» **TASK INSTRUCTIONS**: In the material below, find all lines with the string "structured" and copy them.

» **SUPPLIED ENTRIES**:

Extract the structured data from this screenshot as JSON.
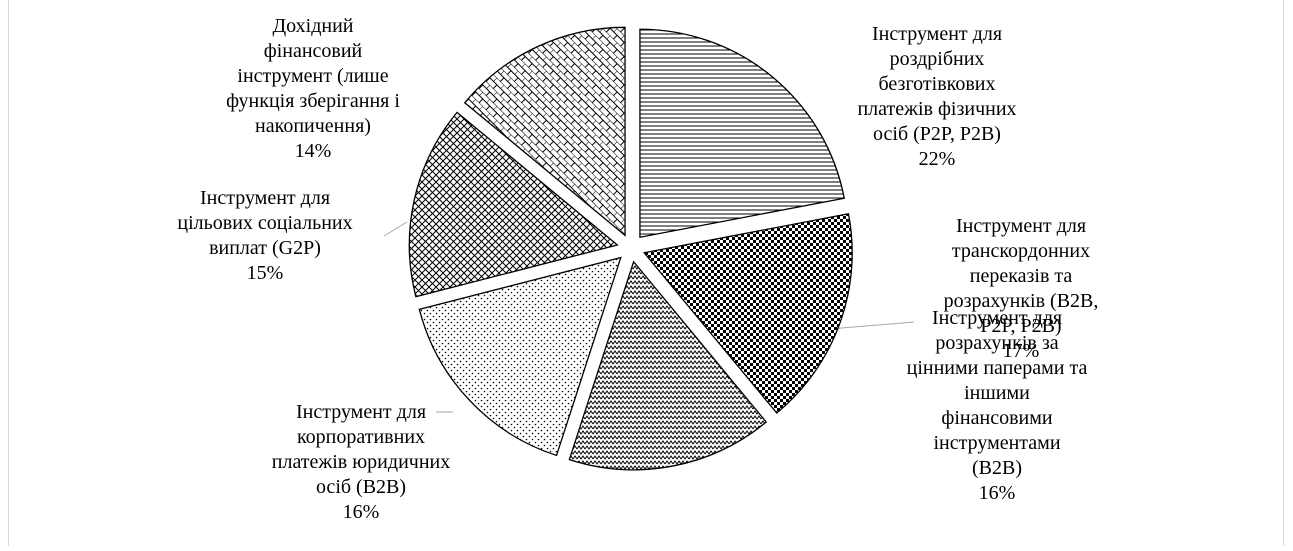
{
  "chart_data": {
    "type": "pie",
    "exploded": true,
    "title": "",
    "slices": [
      {
        "lines": [
          "Інструмент для",
          "роздрібних",
          "безготівкових",
          "платежів фізичних",
          "осіб (P2P, P2B)"
        ],
        "value": 22,
        "pct": "22%",
        "pattern": "horizontal-lines"
      },
      {
        "lines": [
          "Інструмент для",
          "транскордонних",
          "переказів та",
          "розрахунків (B2B,",
          "P2P, P2B)"
        ],
        "value": 17,
        "pct": "17%",
        "pattern": "checker"
      },
      {
        "lines": [
          "Інструмент для",
          "розрахунків за",
          "цінними паперами та",
          "іншими",
          "фінансовими",
          "інструментами",
          "(B2B)"
        ],
        "value": 16,
        "pct": "16%",
        "pattern": "zigzag"
      },
      {
        "lines": [
          "Інструмент для",
          "корпоративних",
          "платежів юридичних",
          "осіб (B2B)"
        ],
        "value": 16,
        "pct": "16%",
        "pattern": "dots"
      },
      {
        "lines": [
          "Інструмент для",
          "цільових соціальних",
          "виплат (G2P)"
        ],
        "value": 15,
        "pct": "15%",
        "pattern": "crosshatch"
      },
      {
        "lines": [
          "Дохідний",
          "фінансовий",
          "інструмент (лише",
          "функція зберігання і",
          "накопичення)"
        ],
        "value": 14,
        "pct": "14%",
        "pattern": "bricks"
      }
    ]
  }
}
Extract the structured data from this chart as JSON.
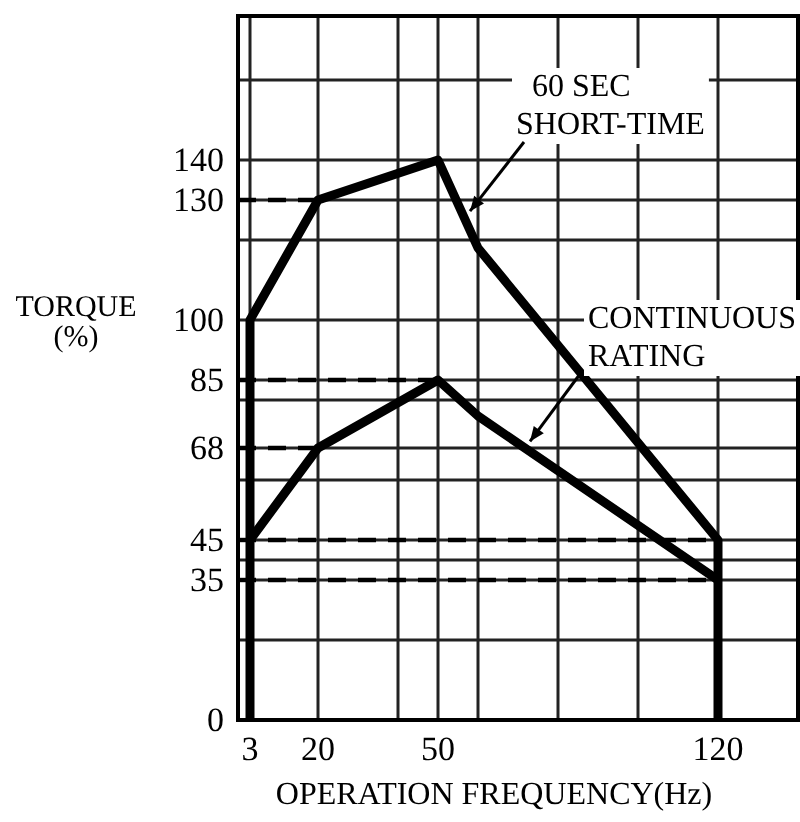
{
  "chart_data": {
    "type": "line",
    "xlabel": "OPERATION FREQUENCY(Hz)",
    "ylabel": "TORQUE\n(%)",
    "xlim": [
      0,
      140
    ],
    "ylim": [
      0,
      176
    ],
    "xticks": [
      3,
      20,
      {
        "value": 40,
        "label": null
      },
      50,
      {
        "value": 60,
        "label": null
      },
      {
        "value": 80,
        "label": null
      },
      {
        "value": 100,
        "label": null
      },
      120
    ],
    "yticks": [
      0,
      {
        "value": 20,
        "label": null
      },
      35,
      {
        "value": 40,
        "label": null
      },
      45,
      {
        "value": 60,
        "label": null
      },
      68,
      {
        "value": 80,
        "label": null
      },
      85,
      100,
      {
        "value": 120,
        "label": null
      },
      130,
      140,
      {
        "value": 160,
        "label": null
      }
    ],
    "grid": true,
    "marker": "none",
    "series": [
      {
        "name": "60 SEC\nSHORT-TIME",
        "color": "#000000",
        "x": [
          3,
          3,
          20,
          50,
          60,
          120,
          120
        ],
        "values": [
          0,
          100,
          130,
          140,
          118,
          45,
          0
        ]
      },
      {
        "name": "CONTINUOUS\nRATING",
        "color": "#000000",
        "x": [
          3,
          20,
          50,
          60,
          120
        ],
        "values": [
          45,
          68,
          85,
          76,
          35
        ]
      },
      {
        "color": "#000000",
        "line_style": "dashed",
        "x": [
          0,
          20
        ],
        "values": [
          130,
          130
        ]
      },
      {
        "color": "#000000",
        "line_style": "dashed",
        "x": [
          0,
          50
        ],
        "values": [
          85,
          85
        ]
      },
      {
        "color": "#000000",
        "line_style": "dashed",
        "x": [
          0,
          20
        ],
        "values": [
          68,
          68
        ]
      },
      {
        "color": "#000000",
        "line_style": "dashed",
        "x": [
          0,
          120
        ],
        "values": [
          45,
          45
        ]
      },
      {
        "color": "#000000",
        "line_style": "dashed",
        "x": [
          0,
          120
        ],
        "values": [
          35,
          35
        ]
      }
    ]
  }
}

» **WRITTEN SOLUTION**:
Extract the structured data from this screenshot as JSON.
Extract the structured data from this chart as JSON.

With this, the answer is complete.